Entries from a dataset -
◆ ◆ ◆ ◆ ◆ ◆ ◆
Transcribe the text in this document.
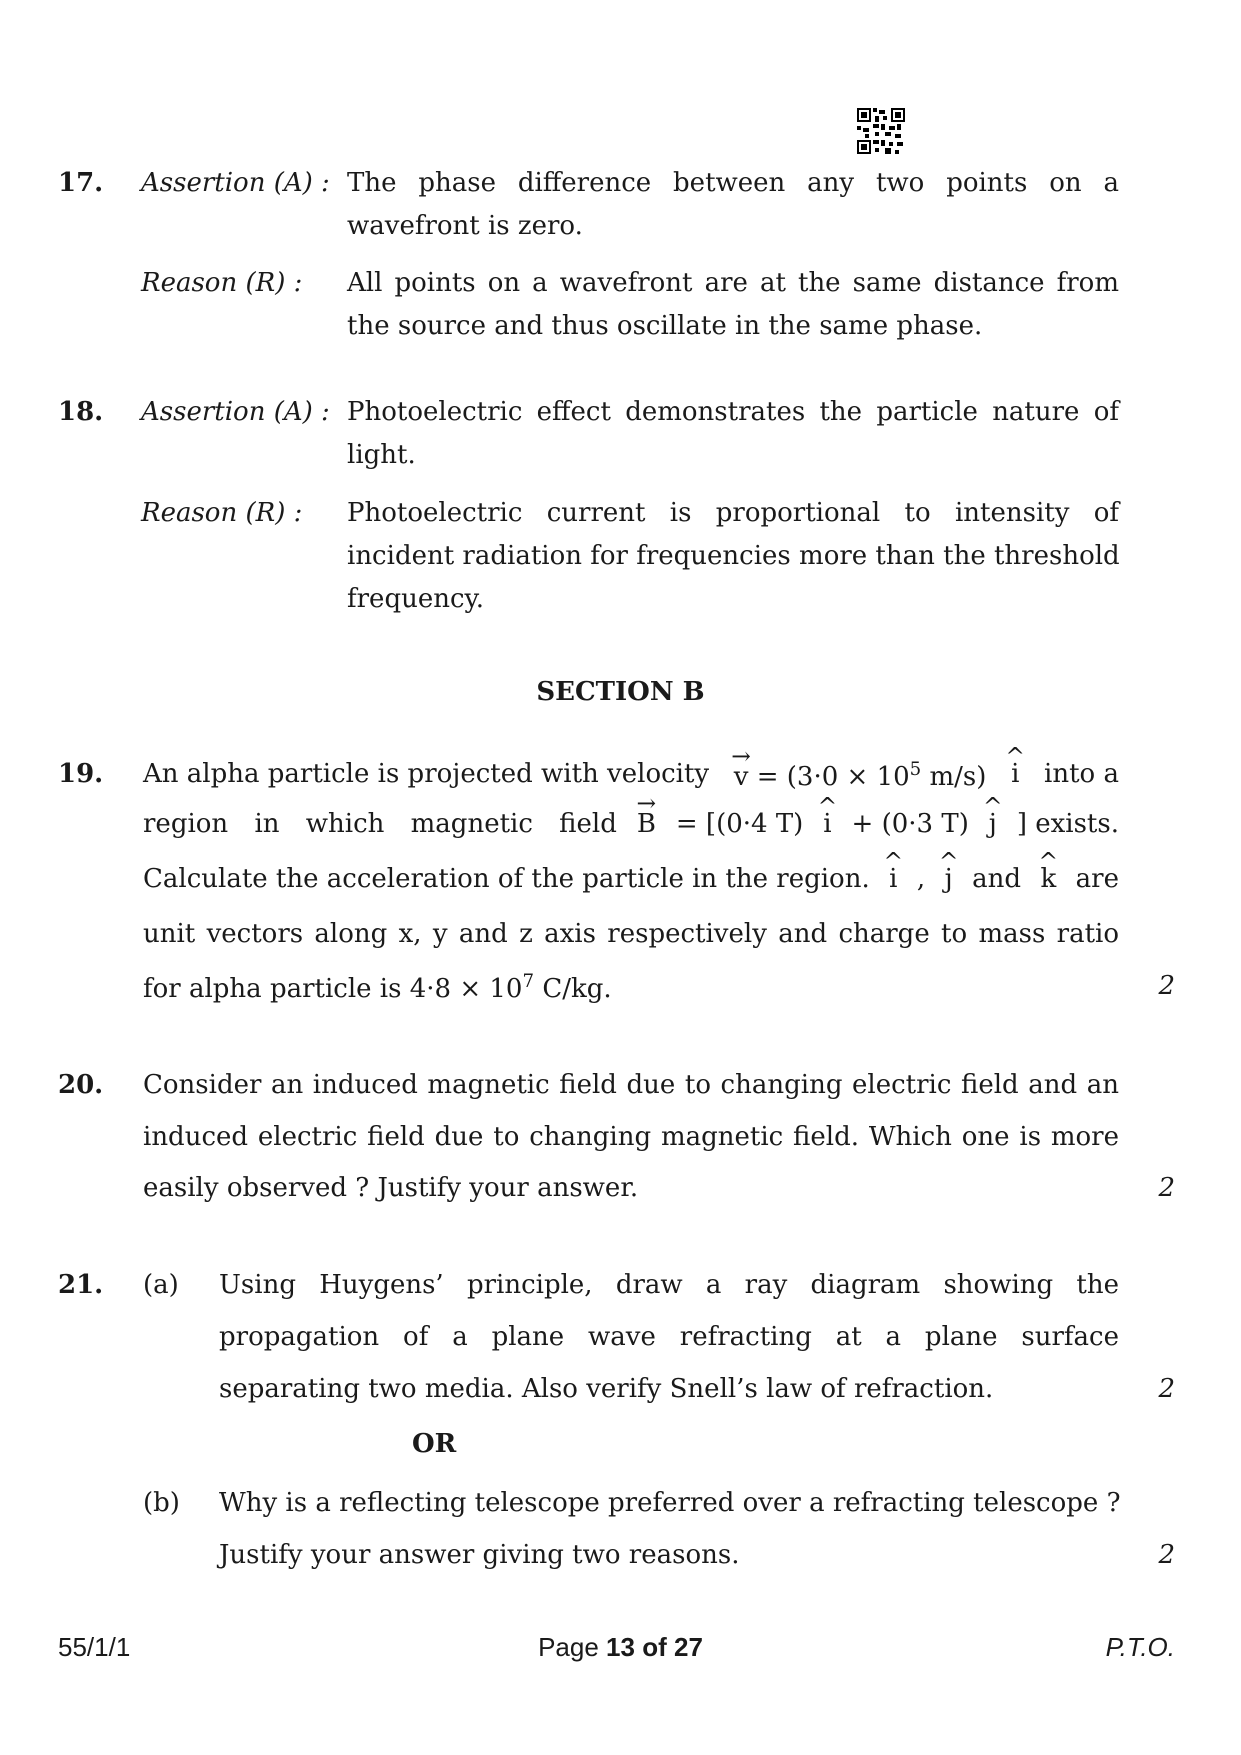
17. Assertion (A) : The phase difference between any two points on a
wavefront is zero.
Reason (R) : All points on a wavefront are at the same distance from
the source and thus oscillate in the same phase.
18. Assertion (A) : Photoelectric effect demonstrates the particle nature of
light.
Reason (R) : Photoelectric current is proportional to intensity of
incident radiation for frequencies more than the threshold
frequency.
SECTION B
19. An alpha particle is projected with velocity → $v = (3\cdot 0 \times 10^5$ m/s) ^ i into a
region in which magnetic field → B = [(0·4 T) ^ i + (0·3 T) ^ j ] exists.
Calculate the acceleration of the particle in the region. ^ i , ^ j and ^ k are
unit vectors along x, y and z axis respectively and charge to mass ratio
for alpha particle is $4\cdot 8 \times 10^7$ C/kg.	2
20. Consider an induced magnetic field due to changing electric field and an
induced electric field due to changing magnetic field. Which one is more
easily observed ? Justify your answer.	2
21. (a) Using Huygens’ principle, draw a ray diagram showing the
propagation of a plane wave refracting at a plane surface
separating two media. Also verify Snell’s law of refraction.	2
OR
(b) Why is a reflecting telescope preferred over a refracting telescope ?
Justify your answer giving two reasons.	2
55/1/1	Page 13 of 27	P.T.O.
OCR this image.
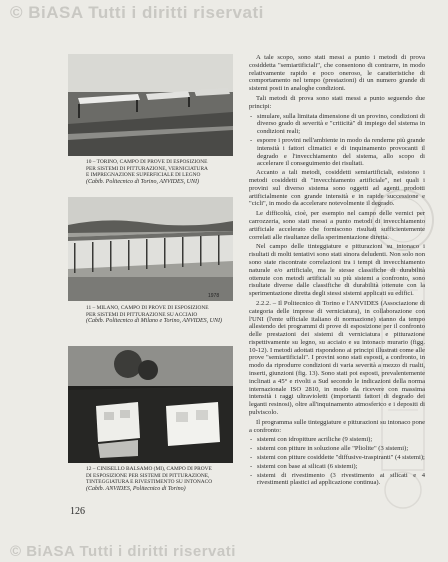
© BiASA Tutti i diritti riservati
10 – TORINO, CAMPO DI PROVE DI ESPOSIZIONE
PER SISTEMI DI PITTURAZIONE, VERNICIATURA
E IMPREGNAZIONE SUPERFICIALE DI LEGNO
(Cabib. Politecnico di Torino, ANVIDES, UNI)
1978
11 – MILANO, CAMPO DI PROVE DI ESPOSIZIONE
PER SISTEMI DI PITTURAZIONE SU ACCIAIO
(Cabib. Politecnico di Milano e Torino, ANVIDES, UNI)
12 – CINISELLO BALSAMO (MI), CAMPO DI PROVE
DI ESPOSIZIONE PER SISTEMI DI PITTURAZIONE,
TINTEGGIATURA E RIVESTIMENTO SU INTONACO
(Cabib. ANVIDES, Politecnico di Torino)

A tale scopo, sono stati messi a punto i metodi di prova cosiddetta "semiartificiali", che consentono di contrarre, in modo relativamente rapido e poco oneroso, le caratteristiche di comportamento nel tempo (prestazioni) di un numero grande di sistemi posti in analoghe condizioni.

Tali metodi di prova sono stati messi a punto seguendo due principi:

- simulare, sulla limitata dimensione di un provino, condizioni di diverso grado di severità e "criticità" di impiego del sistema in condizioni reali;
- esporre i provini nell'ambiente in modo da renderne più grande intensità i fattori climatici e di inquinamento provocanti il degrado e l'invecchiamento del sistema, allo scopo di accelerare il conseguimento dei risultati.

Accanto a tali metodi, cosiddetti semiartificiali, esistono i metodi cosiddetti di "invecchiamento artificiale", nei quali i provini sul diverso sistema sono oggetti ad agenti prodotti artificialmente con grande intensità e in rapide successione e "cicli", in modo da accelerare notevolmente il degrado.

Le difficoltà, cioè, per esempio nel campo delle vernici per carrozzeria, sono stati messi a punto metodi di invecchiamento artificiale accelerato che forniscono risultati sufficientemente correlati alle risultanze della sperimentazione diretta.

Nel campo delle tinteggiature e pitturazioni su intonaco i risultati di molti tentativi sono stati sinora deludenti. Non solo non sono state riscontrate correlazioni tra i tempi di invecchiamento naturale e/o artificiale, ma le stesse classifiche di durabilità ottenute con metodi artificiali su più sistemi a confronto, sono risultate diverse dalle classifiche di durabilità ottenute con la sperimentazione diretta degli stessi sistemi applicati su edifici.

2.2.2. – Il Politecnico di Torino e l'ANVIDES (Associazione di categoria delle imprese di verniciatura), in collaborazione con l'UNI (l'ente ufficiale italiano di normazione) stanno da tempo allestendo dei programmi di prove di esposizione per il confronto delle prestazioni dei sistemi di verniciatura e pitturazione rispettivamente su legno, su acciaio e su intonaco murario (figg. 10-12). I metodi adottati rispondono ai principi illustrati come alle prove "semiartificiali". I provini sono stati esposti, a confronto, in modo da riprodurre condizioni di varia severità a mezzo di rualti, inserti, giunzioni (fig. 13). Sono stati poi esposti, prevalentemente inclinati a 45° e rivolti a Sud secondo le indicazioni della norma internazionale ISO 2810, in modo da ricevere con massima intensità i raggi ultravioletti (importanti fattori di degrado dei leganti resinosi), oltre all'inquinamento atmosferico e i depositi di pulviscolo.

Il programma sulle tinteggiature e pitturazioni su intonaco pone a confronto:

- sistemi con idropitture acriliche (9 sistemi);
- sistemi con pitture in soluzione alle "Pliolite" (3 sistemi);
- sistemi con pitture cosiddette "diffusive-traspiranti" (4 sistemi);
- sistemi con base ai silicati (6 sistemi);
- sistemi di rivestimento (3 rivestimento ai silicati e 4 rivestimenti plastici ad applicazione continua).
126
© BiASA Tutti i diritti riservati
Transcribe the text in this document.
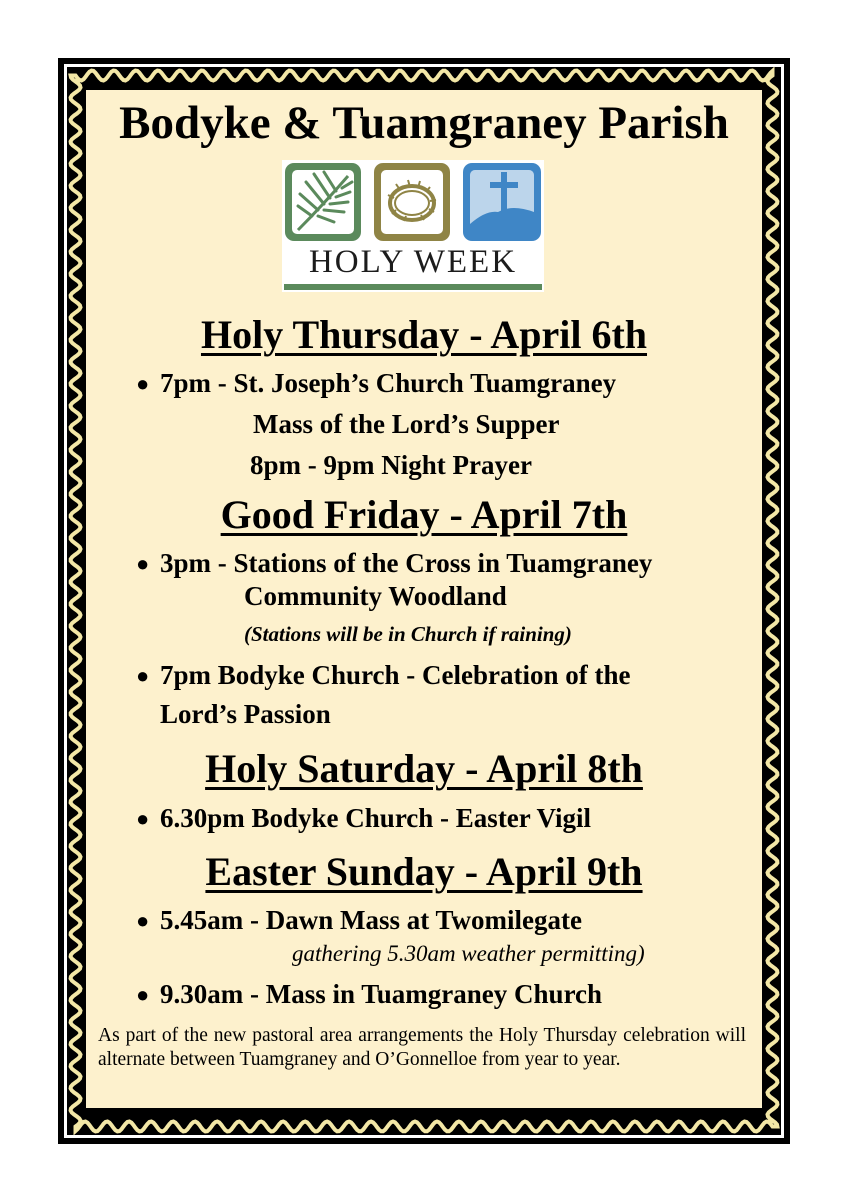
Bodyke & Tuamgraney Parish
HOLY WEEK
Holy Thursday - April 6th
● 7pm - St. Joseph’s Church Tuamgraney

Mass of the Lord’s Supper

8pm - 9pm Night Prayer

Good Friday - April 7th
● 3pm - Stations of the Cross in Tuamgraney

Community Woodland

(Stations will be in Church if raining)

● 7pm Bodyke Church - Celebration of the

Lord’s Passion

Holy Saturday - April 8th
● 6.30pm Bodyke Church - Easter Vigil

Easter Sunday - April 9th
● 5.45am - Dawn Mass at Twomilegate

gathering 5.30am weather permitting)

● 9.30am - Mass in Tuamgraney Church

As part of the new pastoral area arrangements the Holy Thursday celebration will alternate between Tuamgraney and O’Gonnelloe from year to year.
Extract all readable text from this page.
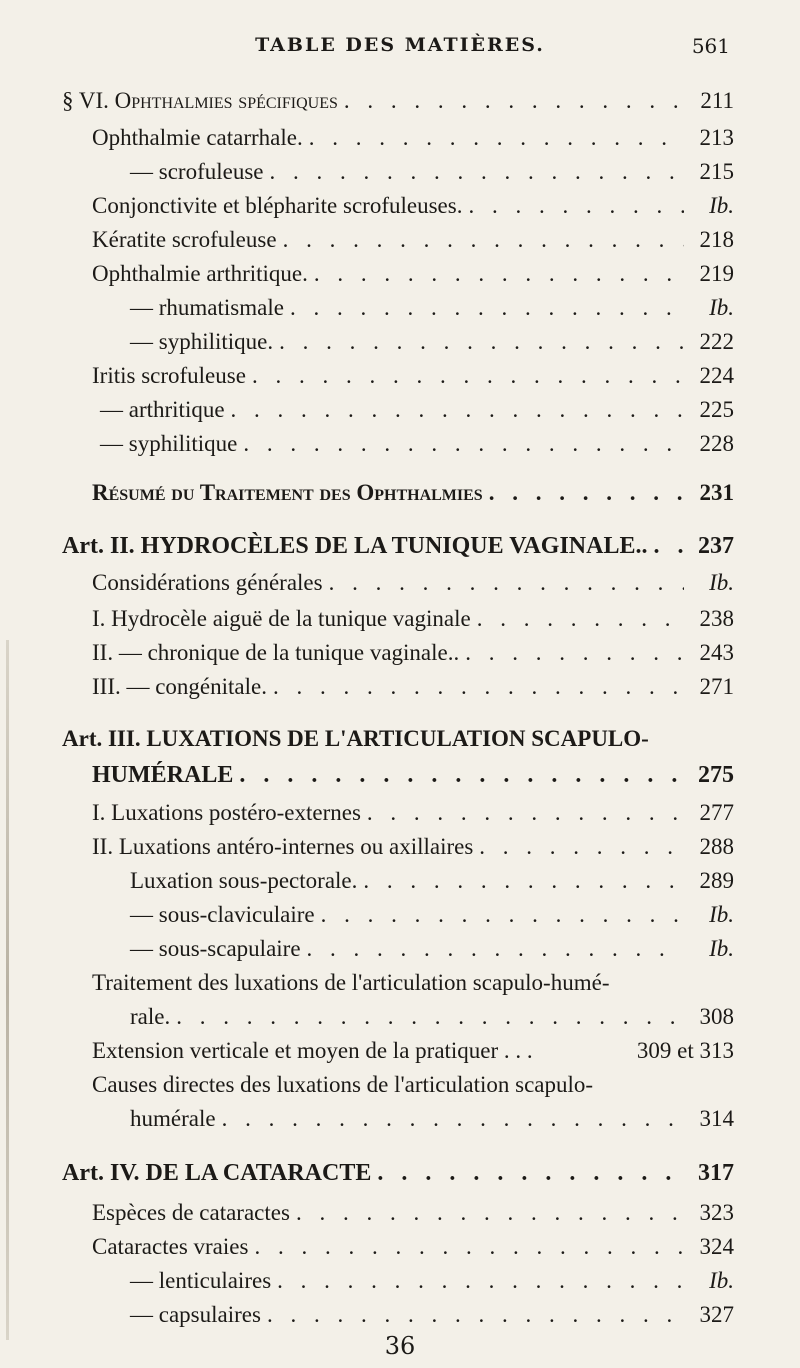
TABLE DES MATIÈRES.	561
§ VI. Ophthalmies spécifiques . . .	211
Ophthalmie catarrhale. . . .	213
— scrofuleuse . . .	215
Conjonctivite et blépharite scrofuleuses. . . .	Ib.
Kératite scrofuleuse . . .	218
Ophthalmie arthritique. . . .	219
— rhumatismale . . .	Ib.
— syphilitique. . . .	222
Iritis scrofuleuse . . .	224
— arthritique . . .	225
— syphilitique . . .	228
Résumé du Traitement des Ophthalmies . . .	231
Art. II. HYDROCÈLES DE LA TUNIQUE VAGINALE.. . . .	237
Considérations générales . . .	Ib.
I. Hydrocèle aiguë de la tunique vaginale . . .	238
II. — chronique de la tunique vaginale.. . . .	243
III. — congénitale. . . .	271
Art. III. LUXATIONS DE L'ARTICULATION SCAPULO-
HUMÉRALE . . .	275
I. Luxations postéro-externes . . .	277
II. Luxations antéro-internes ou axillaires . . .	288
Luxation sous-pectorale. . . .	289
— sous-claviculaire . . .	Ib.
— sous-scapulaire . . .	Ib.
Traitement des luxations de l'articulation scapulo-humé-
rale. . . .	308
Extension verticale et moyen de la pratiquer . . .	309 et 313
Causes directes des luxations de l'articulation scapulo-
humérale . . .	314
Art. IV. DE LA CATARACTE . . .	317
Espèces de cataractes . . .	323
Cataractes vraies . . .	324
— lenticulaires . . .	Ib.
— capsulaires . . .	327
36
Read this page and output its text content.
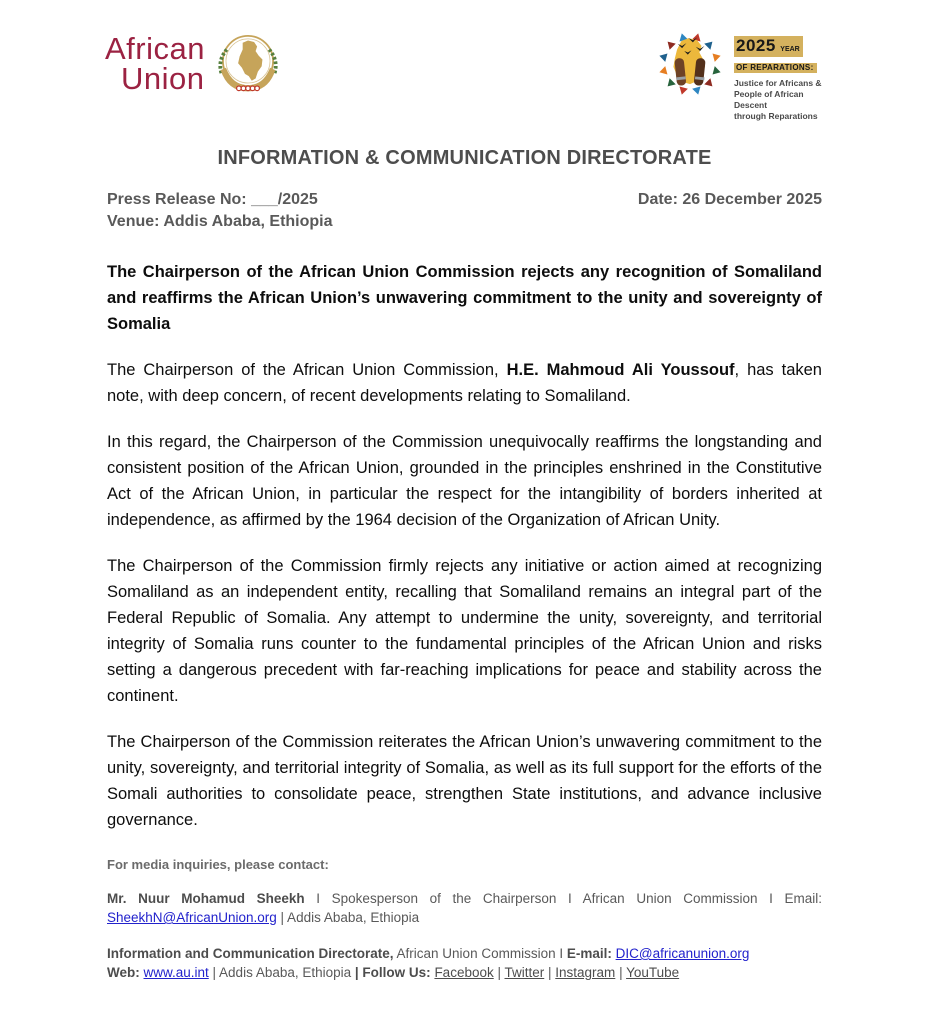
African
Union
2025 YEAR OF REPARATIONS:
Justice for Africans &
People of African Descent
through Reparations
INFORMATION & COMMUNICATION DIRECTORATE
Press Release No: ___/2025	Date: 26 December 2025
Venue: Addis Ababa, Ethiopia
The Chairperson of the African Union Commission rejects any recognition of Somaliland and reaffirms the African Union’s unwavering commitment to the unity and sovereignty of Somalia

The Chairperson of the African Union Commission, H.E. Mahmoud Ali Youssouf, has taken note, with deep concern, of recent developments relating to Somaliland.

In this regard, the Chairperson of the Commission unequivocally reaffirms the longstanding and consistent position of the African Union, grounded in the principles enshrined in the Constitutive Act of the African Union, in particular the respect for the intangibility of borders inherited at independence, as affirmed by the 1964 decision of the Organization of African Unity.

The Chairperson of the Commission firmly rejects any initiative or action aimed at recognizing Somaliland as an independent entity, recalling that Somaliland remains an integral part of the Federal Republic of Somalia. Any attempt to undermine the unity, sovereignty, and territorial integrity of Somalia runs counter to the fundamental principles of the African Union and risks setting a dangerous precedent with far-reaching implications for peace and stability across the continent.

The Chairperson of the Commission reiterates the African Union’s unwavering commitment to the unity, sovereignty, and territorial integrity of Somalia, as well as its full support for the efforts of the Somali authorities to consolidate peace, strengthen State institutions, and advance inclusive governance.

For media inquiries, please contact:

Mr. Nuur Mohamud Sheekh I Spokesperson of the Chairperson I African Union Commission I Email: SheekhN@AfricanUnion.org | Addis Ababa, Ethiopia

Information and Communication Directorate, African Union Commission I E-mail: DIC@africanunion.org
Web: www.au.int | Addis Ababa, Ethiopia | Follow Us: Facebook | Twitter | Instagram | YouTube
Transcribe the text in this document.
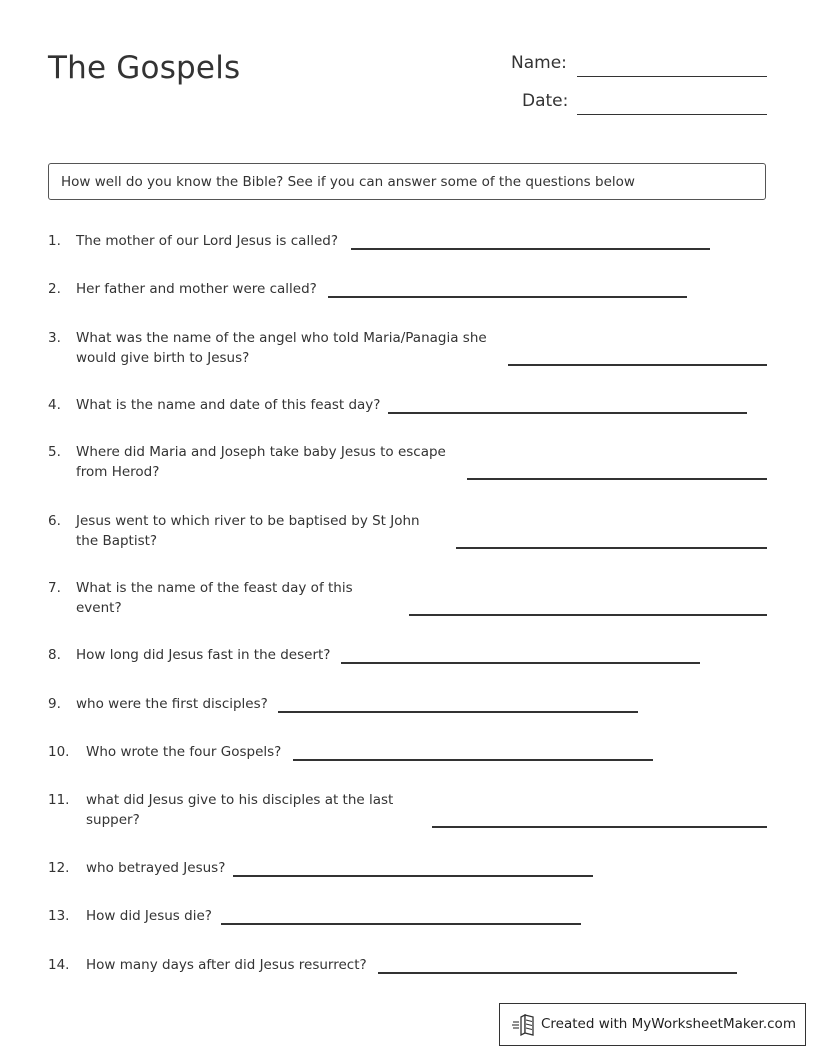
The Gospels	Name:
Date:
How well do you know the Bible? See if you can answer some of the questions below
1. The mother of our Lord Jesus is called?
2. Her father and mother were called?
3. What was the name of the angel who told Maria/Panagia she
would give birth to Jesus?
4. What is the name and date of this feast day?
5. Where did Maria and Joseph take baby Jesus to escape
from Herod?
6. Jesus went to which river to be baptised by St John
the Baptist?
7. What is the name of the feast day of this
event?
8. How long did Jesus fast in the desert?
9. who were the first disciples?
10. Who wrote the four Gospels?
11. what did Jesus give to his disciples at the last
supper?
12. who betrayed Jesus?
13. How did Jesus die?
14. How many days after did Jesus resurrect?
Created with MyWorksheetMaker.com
◆ ◆ ◆ ◆ ◆ ◆ ◆
Given exercise -
Find the lines holding "disciples" and list every one.

Exercise output -
9. who were the first disciples?
11. what did Jesus give to his disciples at the last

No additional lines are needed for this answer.